_Goal_:
Locate the string "rameaux" in the records below. Copy every line where it occurs.

_Data for processing_:
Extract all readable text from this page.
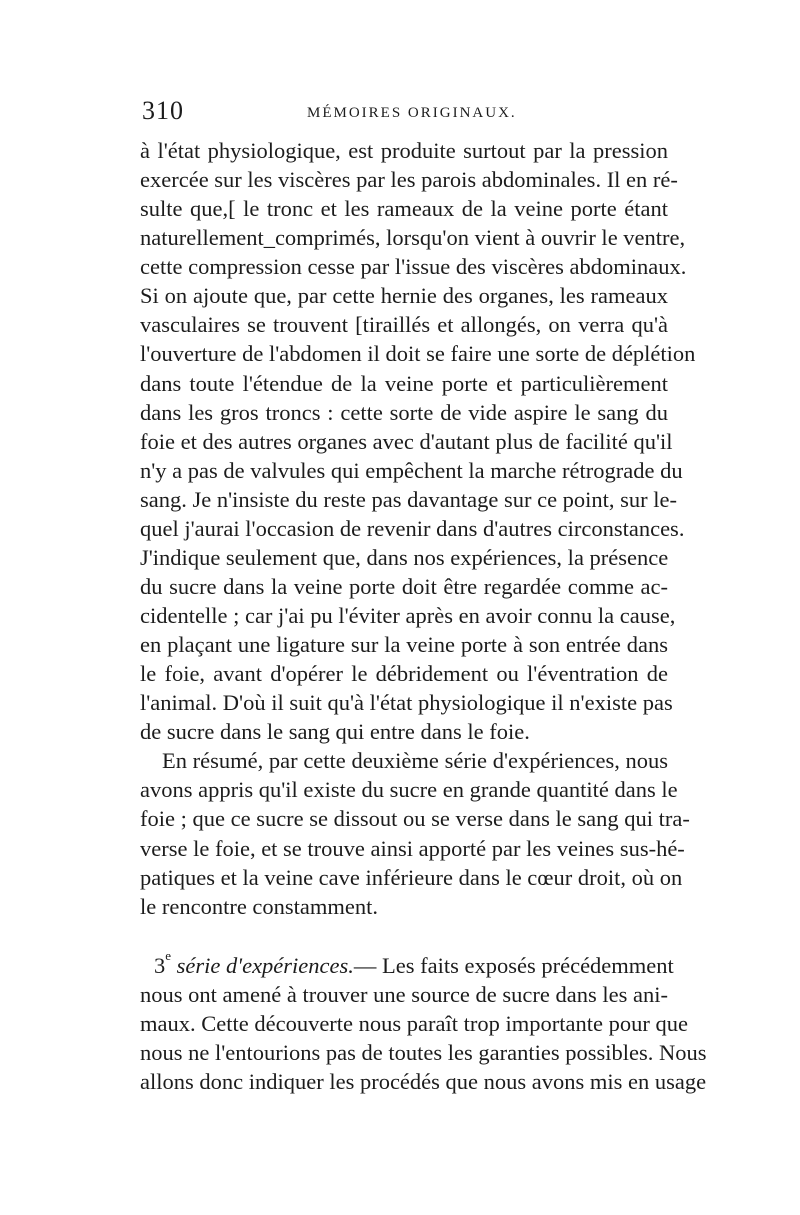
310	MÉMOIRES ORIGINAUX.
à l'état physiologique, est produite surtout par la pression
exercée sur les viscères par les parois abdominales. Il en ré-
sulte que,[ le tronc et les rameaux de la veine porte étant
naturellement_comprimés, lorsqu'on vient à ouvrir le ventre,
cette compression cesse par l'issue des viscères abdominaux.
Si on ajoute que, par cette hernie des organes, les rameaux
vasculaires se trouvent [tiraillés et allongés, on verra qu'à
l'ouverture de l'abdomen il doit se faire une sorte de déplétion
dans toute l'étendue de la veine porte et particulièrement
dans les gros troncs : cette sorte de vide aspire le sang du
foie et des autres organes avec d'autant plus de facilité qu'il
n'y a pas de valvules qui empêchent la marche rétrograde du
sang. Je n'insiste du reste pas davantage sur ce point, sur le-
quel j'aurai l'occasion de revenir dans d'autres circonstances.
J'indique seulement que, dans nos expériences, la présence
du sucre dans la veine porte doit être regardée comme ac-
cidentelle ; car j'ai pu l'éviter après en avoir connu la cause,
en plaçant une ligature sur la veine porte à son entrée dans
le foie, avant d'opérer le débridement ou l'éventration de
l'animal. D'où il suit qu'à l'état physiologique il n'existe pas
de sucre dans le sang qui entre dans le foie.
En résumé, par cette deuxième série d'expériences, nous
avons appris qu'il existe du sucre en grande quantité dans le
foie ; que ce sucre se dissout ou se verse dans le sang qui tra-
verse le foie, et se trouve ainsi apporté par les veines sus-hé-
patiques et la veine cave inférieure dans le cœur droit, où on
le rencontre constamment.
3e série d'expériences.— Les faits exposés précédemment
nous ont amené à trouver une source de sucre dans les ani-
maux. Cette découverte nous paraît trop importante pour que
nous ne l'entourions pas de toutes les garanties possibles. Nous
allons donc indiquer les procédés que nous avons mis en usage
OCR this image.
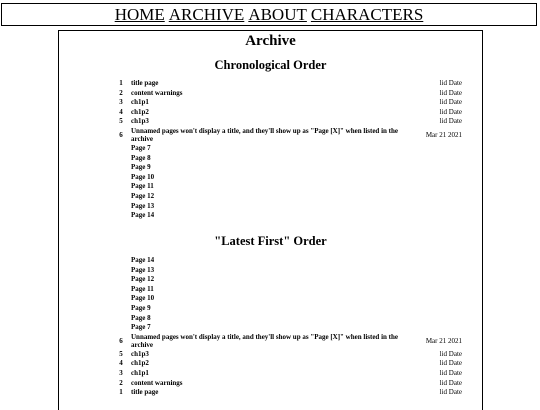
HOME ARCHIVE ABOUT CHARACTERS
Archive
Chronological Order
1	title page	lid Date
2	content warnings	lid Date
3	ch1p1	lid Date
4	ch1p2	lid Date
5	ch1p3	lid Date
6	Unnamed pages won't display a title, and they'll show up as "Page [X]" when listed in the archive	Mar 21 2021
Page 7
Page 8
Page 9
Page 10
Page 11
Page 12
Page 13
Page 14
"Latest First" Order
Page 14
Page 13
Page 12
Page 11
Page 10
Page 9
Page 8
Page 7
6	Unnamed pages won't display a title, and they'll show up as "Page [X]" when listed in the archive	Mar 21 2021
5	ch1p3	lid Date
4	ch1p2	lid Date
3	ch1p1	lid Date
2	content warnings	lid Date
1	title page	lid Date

_Exercise response_:
sulte que,[ le tronc et les rameaux de la veine porte étant
Si on ajoute que, par cette hernie des organes, les rameaux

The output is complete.